> **WRITTEN TASK**
From the listing below, return each line that includes "Extract".

> **Some records**
+ + + + + + +

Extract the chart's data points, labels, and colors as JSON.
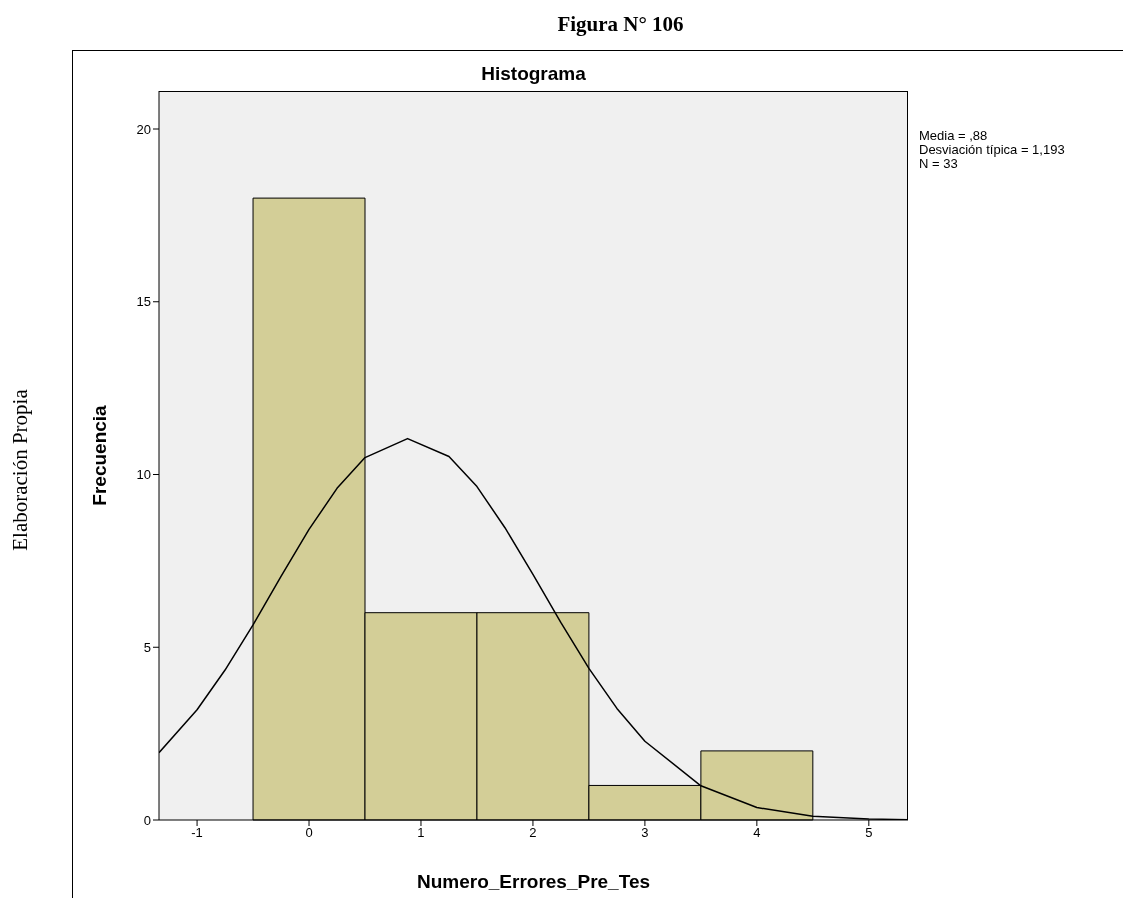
{
  "chart_data": {
    "type": "histogram",
    "title": "Figura N° 106",
    "subtitle": "Histograma",
    "xlabel": "Numero_Errores_Pre_Tes",
    "ylabel": "Frecuencia",
    "series": [
      {
        "bins": [
          -0.5,
          0.5,
          1.5,
          2.5,
          3.5,
          4.5
        ],
        "values": [
          18,
          6,
          6,
          1,
          2
        ],
        "color": "#d3ce97"
      },
      {
        "type": "line",
        "x": [
          -1.34,
          -1,
          -0.75,
          -0.5,
          -0.25,
          0,
          0.25,
          0.5,
          0.88,
          1.25,
          1.5,
          1.75,
          2,
          2.25,
          2.5,
          2.75,
          3,
          3.5,
          4,
          4.5,
          5,
          5.35
        ],
        "values": [
          1.95,
          3.19,
          4.34,
          5.65,
          7.05,
          8.41,
          9.6,
          10.49,
          11.04,
          10.52,
          9.65,
          8.46,
          7.11,
          5.71,
          4.39,
          3.23,
          2.28,
          0.99,
          0.36,
          0.11,
          0.03,
          0.01
        ],
        "color": "#000000"
      }
    ],
    "xlim": [
      -1.34,
      5.35
    ],
    "xticks": [
      -1,
      0,
      1,
      2,
      3,
      4,
      5
    ],
    "ylim": [
      0,
      21.1
    ],
    "yticks": [
      0,
      5,
      10,
      15,
      20
    ],
    "grid": false,
    "marker": "none",
    "annotations": [
      "Media = ,88",
      "Desviación típica = 1,193",
      "N = 33",
      "Elaboración Propia"
    ]
  }
}
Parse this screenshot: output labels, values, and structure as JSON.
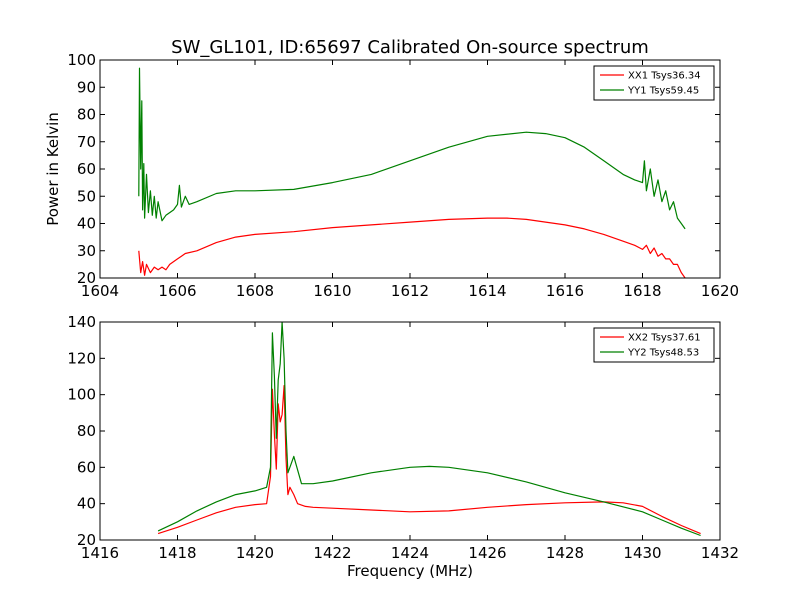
{
  "figure": {
    "title": "SW_GL101, ID:65697 Calibrated On-source spectrum",
    "ylabel": "Power in Kelvin",
    "xlabel": "Frequency (MHz)"
  },
  "chart_data": [
    {
      "type": "line",
      "xlim": [
        1604,
        1620
      ],
      "ylim": [
        20,
        100
      ],
      "xticks": [
        1604,
        1606,
        1608,
        1610,
        1612,
        1614,
        1616,
        1618,
        1620
      ],
      "yticks": [
        20,
        30,
        40,
        50,
        60,
        70,
        80,
        90,
        100
      ],
      "legend_position": "top-right",
      "series": [
        {
          "name": "XX1 Tsys36.34",
          "color": "#ff0000",
          "x": [
            1605.0,
            1605.05,
            1605.1,
            1605.15,
            1605.2,
            1605.3,
            1605.4,
            1605.5,
            1605.6,
            1605.7,
            1605.8,
            1605.9,
            1606.0,
            1606.1,
            1606.2,
            1606.5,
            1607.0,
            1607.5,
            1608.0,
            1609.0,
            1610.0,
            1611.0,
            1612.0,
            1613.0,
            1614.0,
            1614.5,
            1615.0,
            1615.5,
            1616.0,
            1616.5,
            1617.0,
            1617.5,
            1617.8,
            1618.0,
            1618.1,
            1618.2,
            1618.3,
            1618.4,
            1618.5,
            1618.6,
            1618.7,
            1618.8,
            1618.9,
            1619.0,
            1619.1
          ],
          "y": [
            30,
            22,
            26,
            21,
            25,
            22,
            24,
            23,
            24,
            23,
            25,
            26,
            27,
            28,
            29,
            30,
            33,
            35,
            36,
            37,
            38.5,
            39.5,
            40.5,
            41.5,
            42,
            42,
            41.5,
            40.5,
            39.5,
            38,
            36,
            33.5,
            32,
            30.5,
            32,
            29,
            31,
            28,
            29,
            27,
            27,
            25,
            25,
            22,
            20
          ]
        },
        {
          "name": "YY1 Tsys59.45",
          "color": "#008000",
          "x": [
            1605.0,
            1605.02,
            1605.05,
            1605.08,
            1605.1,
            1605.13,
            1605.15,
            1605.2,
            1605.25,
            1605.3,
            1605.35,
            1605.4,
            1605.45,
            1605.5,
            1605.6,
            1605.7,
            1605.8,
            1605.9,
            1606.0,
            1606.05,
            1606.1,
            1606.2,
            1606.3,
            1606.5,
            1607.0,
            1607.5,
            1608.0,
            1609.0,
            1610.0,
            1611.0,
            1612.0,
            1613.0,
            1614.0,
            1615.0,
            1615.5,
            1616.0,
            1616.5,
            1617.0,
            1617.5,
            1617.8,
            1618.0,
            1618.05,
            1618.1,
            1618.2,
            1618.3,
            1618.4,
            1618.5,
            1618.6,
            1618.7,
            1618.8,
            1618.9,
            1619.0,
            1619.1
          ],
          "y": [
            50,
            97,
            60,
            85,
            45,
            62,
            42,
            58,
            44,
            52,
            43,
            50,
            42,
            48,
            41,
            43,
            44,
            45,
            47,
            54,
            46,
            50,
            47,
            48,
            51,
            52,
            52,
            52.5,
            55,
            58,
            63,
            68,
            72,
            73.5,
            73,
            71.5,
            68,
            63,
            58,
            56,
            55,
            63,
            52,
            60,
            50,
            56,
            48,
            52,
            45,
            48,
            42,
            40,
            38
          ]
        }
      ]
    },
    {
      "type": "line",
      "xlim": [
        1416,
        1432
      ],
      "ylim": [
        20,
        140
      ],
      "xticks": [
        1416,
        1418,
        1420,
        1422,
        1424,
        1426,
        1428,
        1430,
        1432
      ],
      "yticks": [
        20,
        40,
        60,
        80,
        100,
        120,
        140
      ],
      "legend_position": "top-right",
      "series": [
        {
          "name": "XX2 Tsys37.61",
          "color": "#ff0000",
          "x": [
            1417.5,
            1418.0,
            1418.5,
            1419.0,
            1419.5,
            1420.0,
            1420.3,
            1420.4,
            1420.45,
            1420.5,
            1420.55,
            1420.6,
            1420.65,
            1420.7,
            1420.75,
            1420.8,
            1420.85,
            1420.9,
            1421.0,
            1421.1,
            1421.3,
            1421.5,
            1422.0,
            1423.0,
            1424.0,
            1425.0,
            1426.0,
            1427.0,
            1428.0,
            1429.0,
            1429.5,
            1430.0,
            1430.5,
            1431.0,
            1431.5
          ],
          "y": [
            23.5,
            27,
            31,
            35,
            38,
            39.5,
            40,
            55,
            103,
            78,
            59,
            95,
            85,
            89,
            105,
            65,
            45,
            49,
            45,
            40,
            38.5,
            38,
            37.5,
            36.5,
            35.5,
            36,
            38,
            39.5,
            40.5,
            41,
            40.5,
            38.5,
            33,
            28,
            23.5
          ]
        },
        {
          "name": "YY2 Tsys48.53",
          "color": "#008000",
          "x": [
            1417.5,
            1418.0,
            1418.5,
            1419.0,
            1419.5,
            1420.0,
            1420.3,
            1420.4,
            1420.45,
            1420.5,
            1420.55,
            1420.6,
            1420.65,
            1420.7,
            1420.75,
            1420.8,
            1420.85,
            1420.9,
            1421.0,
            1421.2,
            1421.5,
            1422.0,
            1423.0,
            1424.0,
            1424.5,
            1425.0,
            1426.0,
            1427.0,
            1428.0,
            1429.0,
            1430.0,
            1430.5,
            1431.0,
            1431.5
          ],
          "y": [
            25,
            30,
            36,
            41,
            45,
            47,
            49,
            60,
            134,
            110,
            76,
            108,
            117,
            140,
            120,
            80,
            57,
            60,
            66,
            51,
            51,
            52.5,
            57,
            60,
            60.5,
            60,
            57,
            52,
            46,
            41,
            35.5,
            31,
            26.5,
            22.5
          ]
        }
      ]
    }
  ]
}
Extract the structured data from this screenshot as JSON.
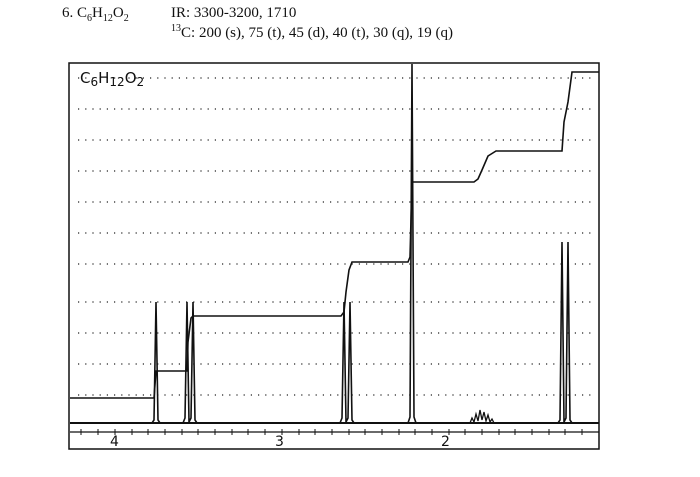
{
  "problem": {
    "number": "6.",
    "formula_parts": [
      "C",
      "6",
      "H",
      "12",
      "O",
      "2"
    ]
  },
  "ir": {
    "label": "IR:",
    "values": "3300-3200, 1710"
  },
  "c13": {
    "mass": "13",
    "element": "C:",
    "values": "200 (s), 75 (t), 45 (d), 40 (t), 30 (q), 19 (q)"
  },
  "spectrum": {
    "handwritten_label": "C6H12O2",
    "x_ticks": [
      "4",
      "3",
      "2"
    ]
  }
}
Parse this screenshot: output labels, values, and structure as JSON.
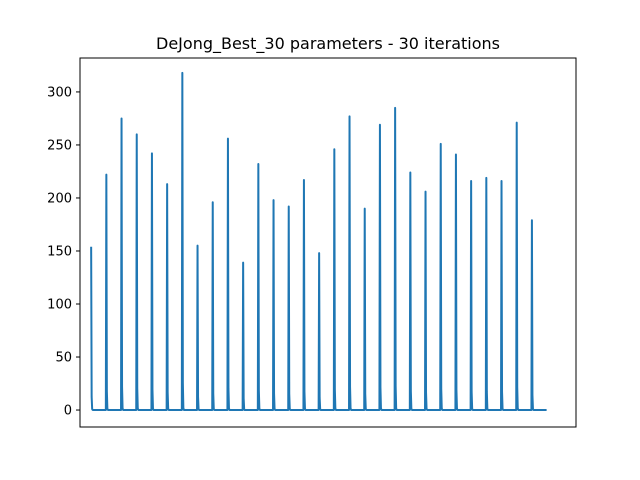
{
  "chart_data": {
    "type": "line",
    "title": "DeJong_Best_30 parameters - 30 iterations",
    "xlabel": "",
    "ylabel": "",
    "x_ticks_shown": false,
    "ylim": [
      -16,
      332
    ],
    "xlim": [
      -22,
      957
    ],
    "yticks": [
      0,
      50,
      100,
      150,
      200,
      250,
      300
    ],
    "grid": false,
    "legend": "none",
    "colors": {
      "series": "#1f77b4",
      "axes": "#000000",
      "background": "#ffffff"
    },
    "run_length": 30,
    "series": [
      {
        "peaks": [
          154,
          222,
          275,
          260,
          242,
          213,
          318,
          155,
          196,
          256,
          139,
          232,
          198,
          192,
          217,
          148,
          246,
          277,
          190,
          269,
          285,
          224,
          206,
          251,
          241,
          216,
          219,
          216,
          271,
          179
        ],
        "floor": 0
      }
    ]
  }
}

+ + + + + + +

> **THE REPLY**
Extract the chart's data points, labels, and colors as JSON.
Extract the structured data from this screenshot as JSON.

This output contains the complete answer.